* PROBLEM DETAILS
Copy the data word for word, keeping every line.
— BEGIN AVAILABLE RECORDS —
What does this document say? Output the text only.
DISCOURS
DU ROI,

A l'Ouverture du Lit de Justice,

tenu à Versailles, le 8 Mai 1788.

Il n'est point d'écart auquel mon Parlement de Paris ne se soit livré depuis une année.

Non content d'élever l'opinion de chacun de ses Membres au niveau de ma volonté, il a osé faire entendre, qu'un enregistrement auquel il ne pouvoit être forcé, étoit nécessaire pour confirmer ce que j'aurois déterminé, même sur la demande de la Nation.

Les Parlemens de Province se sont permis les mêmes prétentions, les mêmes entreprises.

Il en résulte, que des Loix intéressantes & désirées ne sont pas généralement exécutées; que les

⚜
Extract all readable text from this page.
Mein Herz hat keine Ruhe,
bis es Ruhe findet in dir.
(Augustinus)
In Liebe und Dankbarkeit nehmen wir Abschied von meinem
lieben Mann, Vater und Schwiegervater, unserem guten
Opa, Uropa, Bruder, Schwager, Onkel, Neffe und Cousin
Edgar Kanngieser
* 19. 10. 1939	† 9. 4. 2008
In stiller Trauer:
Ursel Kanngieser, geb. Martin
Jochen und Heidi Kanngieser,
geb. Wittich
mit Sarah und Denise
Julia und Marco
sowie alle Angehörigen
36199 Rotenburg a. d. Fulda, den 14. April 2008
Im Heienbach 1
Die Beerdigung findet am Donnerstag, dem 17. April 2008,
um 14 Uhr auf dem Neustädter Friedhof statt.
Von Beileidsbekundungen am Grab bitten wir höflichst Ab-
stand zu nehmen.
— END AVAILABLE RECORDS —
* FULL ANSWER
What does this document say? Output the text only.
DISCOURS
DU ROI,

A l'Ouverture du Lit de Justice,

tenu à Versailles, le 8 Mai 1788.

Il n'est point d'écart auquel mon Parlement de Paris ne se soit livré depuis une année.

Non content d'élever l'opinion de chacun de ses Membres au niveau de ma volonté, il a osé faire entendre, qu'un enregistrement auquel il ne pouvoit être forcé, étoit nécessaire pour confirmer ce que j'aurois déterminé, même sur la demande de la Nation.

Les Parlemens de Province se sont permis les mêmes prétentions, les mêmes entreprises.

Il en résulte, que des Loix intéressantes & désirées ne sont pas généralement exécutées; que les

⚜
Extract all readable text from this page.
Mein Herz hat keine Ruhe,
bis es Ruhe findet in dir.
(Augustinus)
In Liebe und Dankbarkeit nehmen wir Abschied von meinem
lieben Mann, Vater und Schwiegervater, unserem guten
Opa, Uropa, Bruder, Schwager, Onkel, Neffe und Cousin
Edgar Kanngieser
* 19. 10. 1939	† 9. 4. 2008
In stiller Trauer:
Ursel Kanngieser, geb. Martin
Jochen und Heidi Kanngieser,
geb. Wittich
mit Sarah und Denise
Julia und Marco
sowie alle Angehörigen
36199 Rotenburg a. d. Fulda, den 14. April 2008
Im Heienbach 1
Die Beerdigung findet am Donnerstag, dem 17. April 2008,
um 14 Uhr auf dem Neustädter Friedhof statt.
Von Beileidsbekundungen am Grab bitten wir höflichst Ab-
stand zu nehmen.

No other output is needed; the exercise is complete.